What to work on: Of the lines in the listing below, how many hold "Auto"? Answer with the number only.

Supplied information:
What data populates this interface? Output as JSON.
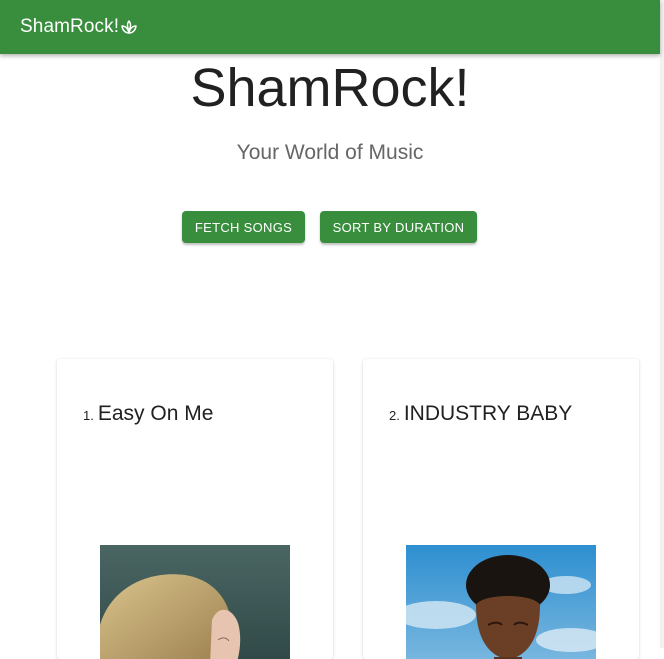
{
  "appbar": {
    "brand": "ShamRock!",
    "icon": "spa-leaf-icon"
  },
  "hero": {
    "title": "ShamRock!",
    "subtitle": "Your World of Music"
  },
  "actions": {
    "fetch_label": "FETCH SONGS",
    "sort_label": "SORT BY DURATION"
  },
  "colors": {
    "primary": "#388e3c",
    "text": "#212121",
    "subtext": "#666666"
  },
  "songs": [
    {
      "number": "1.",
      "title": "Easy On Me",
      "cover": "album-cover-image"
    },
    {
      "number": "2.",
      "title": "INDUSTRY BABY",
      "cover": "album-cover-image"
    }
  ]
}
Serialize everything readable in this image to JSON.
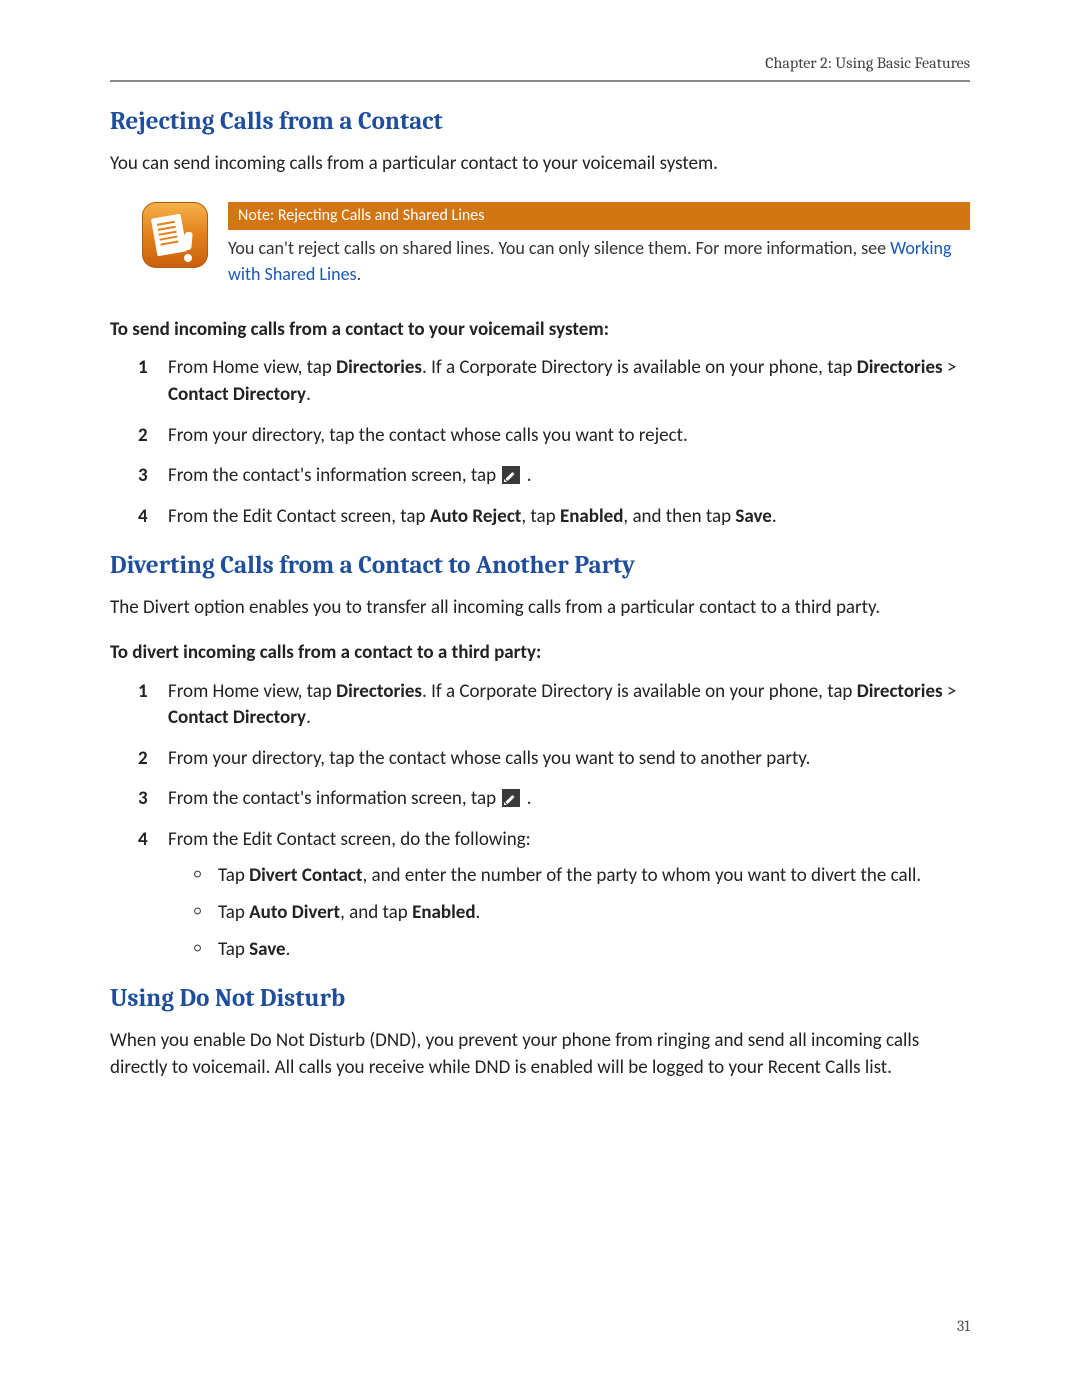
{
  "header": {
    "chapter": "Chapter 2: Using Basic Features"
  },
  "page_number": "31",
  "s1": {
    "title": "Rejecting Calls from a Contact",
    "intro": "You can send incoming calls from a particular contact to your voicemail system.",
    "note": {
      "title": "Note: Rejecting Calls and Shared Lines",
      "before_link": "You can't reject calls on shared lines. You can only silence them. For more information, see ",
      "link": "Working with Shared Lines",
      "after_link": "."
    },
    "subhead": "To send incoming calls from a contact to your voicemail system:",
    "step1_a": "From Home view, tap ",
    "step1_dir": "Directories",
    "step1_b": ". If a Corporate Directory is available on your phone, tap ",
    "step1_dir2": "Directories",
    "step1_gt": " > ",
    "step1_cd": "Contact Directory",
    "step1_end": ".",
    "step2": "From your directory, tap the contact whose calls you want to reject.",
    "step3_a": "From the contact's information screen, tap ",
    "step3_b": " .",
    "step4_a": "From the Edit Contact screen, tap ",
    "step4_ar": "Auto Reject",
    "step4_b": ", tap ",
    "step4_en": "Enabled",
    "step4_c": ", and then tap ",
    "step4_sv": "Save",
    "step4_end": "."
  },
  "s2": {
    "title": "Diverting Calls from a Contact to Another Party",
    "intro": "The Divert option enables you to transfer all incoming calls from a particular contact to a third party.",
    "subhead": "To divert incoming calls from a contact to a third party:",
    "step1_a": "From Home view, tap ",
    "step1_dir": "Directories",
    "step1_b": ". If a Corporate Directory is available on your phone, tap ",
    "step1_dir2": "Directories",
    "step1_gt": " > ",
    "step1_cd": "Contact Directory",
    "step1_end": ".",
    "step2": "From your directory, tap the contact whose calls you want to send to another party.",
    "step3_a": "From the contact's information screen, tap ",
    "step3_b": " .",
    "step4": "From the Edit Contact screen, do the following:",
    "sub1_a": "Tap ",
    "sub1_dc": "Divert Contact",
    "sub1_b": ", and enter the number of the party to whom you want to divert the call.",
    "sub2_a": "Tap ",
    "sub2_ad": "Auto Divert",
    "sub2_b": ", and tap ",
    "sub2_en": "Enabled",
    "sub2_end": ".",
    "sub3_a": "Tap ",
    "sub3_sv": "Save",
    "sub3_end": "."
  },
  "s3": {
    "title": "Using Do Not Disturb",
    "intro": "When you enable Do Not Disturb (DND), you prevent your phone from ringing and send all incoming calls directly to voicemail. All calls you receive while DND is enabled will be logged to your Recent Calls list."
  }
}
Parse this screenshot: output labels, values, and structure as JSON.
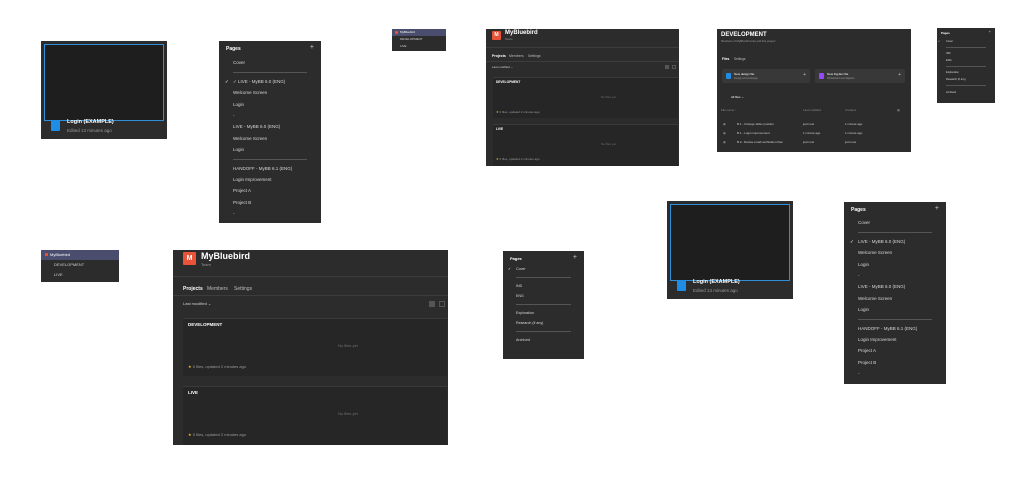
{
  "file_card": {
    "name": "Login (EXAMPLE)",
    "edited": "Edited 13 minutes ago"
  },
  "pages_large": {
    "title": "Pages",
    "add": "+",
    "items": [
      {
        "label": "Cover"
      },
      {
        "sep": true
      },
      {
        "label": "✓  LIVE - MyBB 6.0 (ENG)",
        "checked": true
      },
      {
        "label": "Welcome Screen"
      },
      {
        "label": "Login"
      },
      {
        "label": "-"
      },
      {
        "label": "LIVE - MyBB 6.0 (ENG)"
      },
      {
        "label": "Welcome Screen"
      },
      {
        "label": "Login"
      },
      {
        "sep": true
      },
      {
        "label": "HANDOFF - MyBB 6.1 (ENG)"
      },
      {
        "label": "Login Improvement"
      },
      {
        "label": "Project A"
      },
      {
        "label": "Project B"
      },
      {
        "label": "-"
      }
    ]
  },
  "pages_right": {
    "title": "Pages",
    "add": "+",
    "items": [
      {
        "label": "Cover"
      },
      {
        "sep": true
      },
      {
        "label": "LIVE - MyBB 6.0 (ENG)",
        "checked": true
      },
      {
        "label": "Welcome Screen"
      },
      {
        "label": "Login"
      },
      {
        "label": "-"
      },
      {
        "label": "LIVE - MyBB 6.0 (ENG)"
      },
      {
        "label": "Welcome Screen"
      },
      {
        "label": "Login"
      },
      {
        "sep": true
      },
      {
        "label": "HANDOFF - MyBB 6.1 (ENG)"
      },
      {
        "label": "Login Improvement"
      },
      {
        "label": "Project A"
      },
      {
        "label": "Project B"
      },
      {
        "label": "-"
      }
    ]
  },
  "pages_small": {
    "title": "Pages",
    "add": "+",
    "items": [
      {
        "label": "Cover",
        "checked": true
      },
      {
        "sep": true
      },
      {
        "label": "IND"
      },
      {
        "label": "ENG"
      },
      {
        "sep": true
      },
      {
        "label": "Exploration"
      },
      {
        "label": "Research (if any)"
      },
      {
        "sep": true
      },
      {
        "label": "Archived"
      }
    ]
  },
  "pages_tiny": {
    "title": "Pages",
    "add": "+",
    "items": [
      {
        "label": "Cover",
        "checked": true
      },
      {
        "sep": true
      },
      {
        "label": "IND"
      },
      {
        "label": "ENG"
      },
      {
        "sep": true
      },
      {
        "label": "Exploration"
      },
      {
        "label": "Research (if any)"
      },
      {
        "sep": true
      },
      {
        "label": "Archived"
      }
    ]
  },
  "team_dropdown": {
    "items": [
      "MyBluebird",
      "DEVELOPMENT",
      "LIVE"
    ]
  },
  "team_page": {
    "avatar": "M",
    "name": "MyBluebird",
    "subtitle": "Team",
    "tabs": [
      "Projects",
      "Members",
      "Settings"
    ],
    "sort": "Last modified ⌄",
    "projects": [
      {
        "title": "DEVELOPMENT",
        "empty": "No files yet",
        "footer": "0 files, updated 2 minutes ago"
      },
      {
        "title": "LIVE",
        "empty": "No files yet",
        "footer": "0 files, updated 2 minutes ago"
      }
    ]
  },
  "project_page": {
    "title": "DEVELOPMENT",
    "subtitle": "Members of MyBluebird can edit this project",
    "tabs": [
      "Files",
      "Settings"
    ],
    "create": [
      {
        "label": "New design file",
        "sub": "Design and prototype",
        "color": "#1f8ce6"
      },
      {
        "label": "New FigJam file",
        "sub": "Whiteboard and diagram",
        "color": "#9747ff"
      }
    ],
    "filter": "All files ⌄",
    "columns": [
      "File name ↑",
      "Last modified",
      "Created"
    ],
    "rows": [
      {
        "name": "B.1 - Change slider position",
        "modified": "just now",
        "created": "1 minute ago"
      },
      {
        "name": "B.1 - Login improvement",
        "modified": "1 minute ago",
        "created": "1 minute ago"
      },
      {
        "name": "B.2 - Revise email verification flow",
        "modified": "just now",
        "created": "just now"
      }
    ]
  }
}
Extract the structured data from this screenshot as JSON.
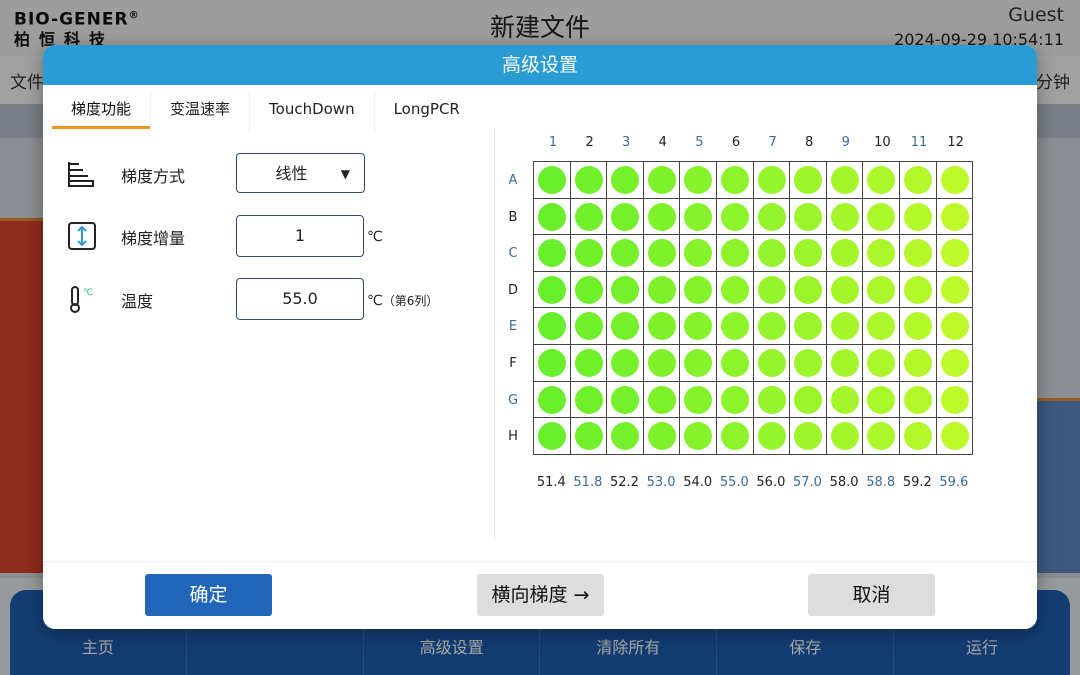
{
  "app": {
    "logo_en": "BIO-GENER",
    "logo_reg": "®",
    "logo_cn": "柏恒科技",
    "title": "新建文件",
    "user": "Guest",
    "datetime": "2024-09-29 10:54:11",
    "bg_left_text": "文件",
    "bg_right_text": "分钟",
    "nav": [
      "主页",
      "",
      "高级设置",
      "清除所有",
      "保存",
      "运行"
    ]
  },
  "dialog": {
    "title": "高级设置",
    "tabs": [
      "梯度功能",
      "变温速率",
      "TouchDown",
      "LongPCR"
    ],
    "active_tab": 0,
    "fields": {
      "mode": {
        "label": "梯度方式",
        "value": "线性",
        "icon": "gradient-steps-icon"
      },
      "increment": {
        "label": "梯度增量",
        "value": "1",
        "unit": "℃",
        "icon": "vertical-range-icon"
      },
      "temperature": {
        "label": "温度",
        "value": "55.0",
        "unit": "℃",
        "unit_note": "（第6列）",
        "icon": "thermometer-icon"
      }
    },
    "plate": {
      "columns": [
        "1",
        "2",
        "3",
        "4",
        "5",
        "6",
        "7",
        "8",
        "9",
        "10",
        "11",
        "12"
      ],
      "rows": [
        "A",
        "B",
        "C",
        "D",
        "E",
        "F",
        "G",
        "H"
      ],
      "column_temps": [
        "51.4",
        "51.8",
        "52.2",
        "53.0",
        "54.0",
        "55.0",
        "56.0",
        "57.0",
        "58.0",
        "58.8",
        "59.2",
        "59.6"
      ],
      "well_colors": [
        "#69ee2b",
        "#70ef2b",
        "#76f02b",
        "#7ef12b",
        "#85f22b",
        "#8df32b",
        "#95f42b",
        "#9cf52b",
        "#a4f62b",
        "#acf72b",
        "#b4f82b",
        "#bdf92b"
      ]
    },
    "buttons": {
      "confirm": "确定",
      "horizontal_gradient": "横向梯度 →",
      "cancel": "取消"
    },
    "colors": {
      "header": "#2a9bd3",
      "confirm": "#2266b9",
      "tab_underline": "#f0941f"
    }
  }
}
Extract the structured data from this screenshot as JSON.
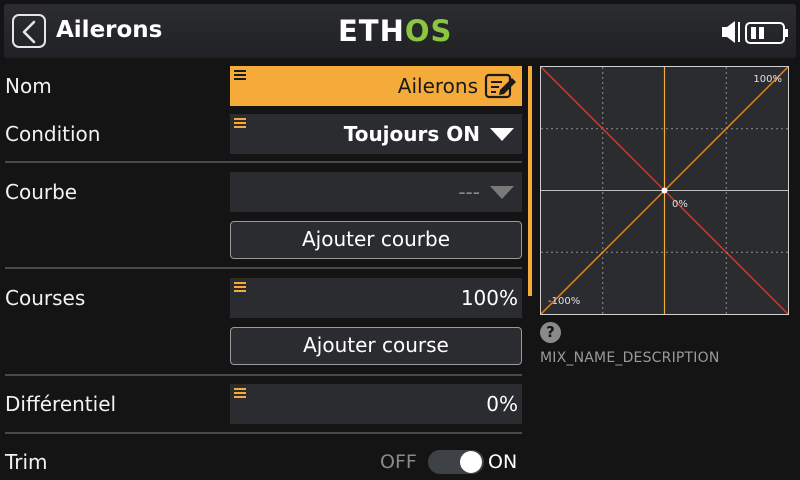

Response for this exercise: 2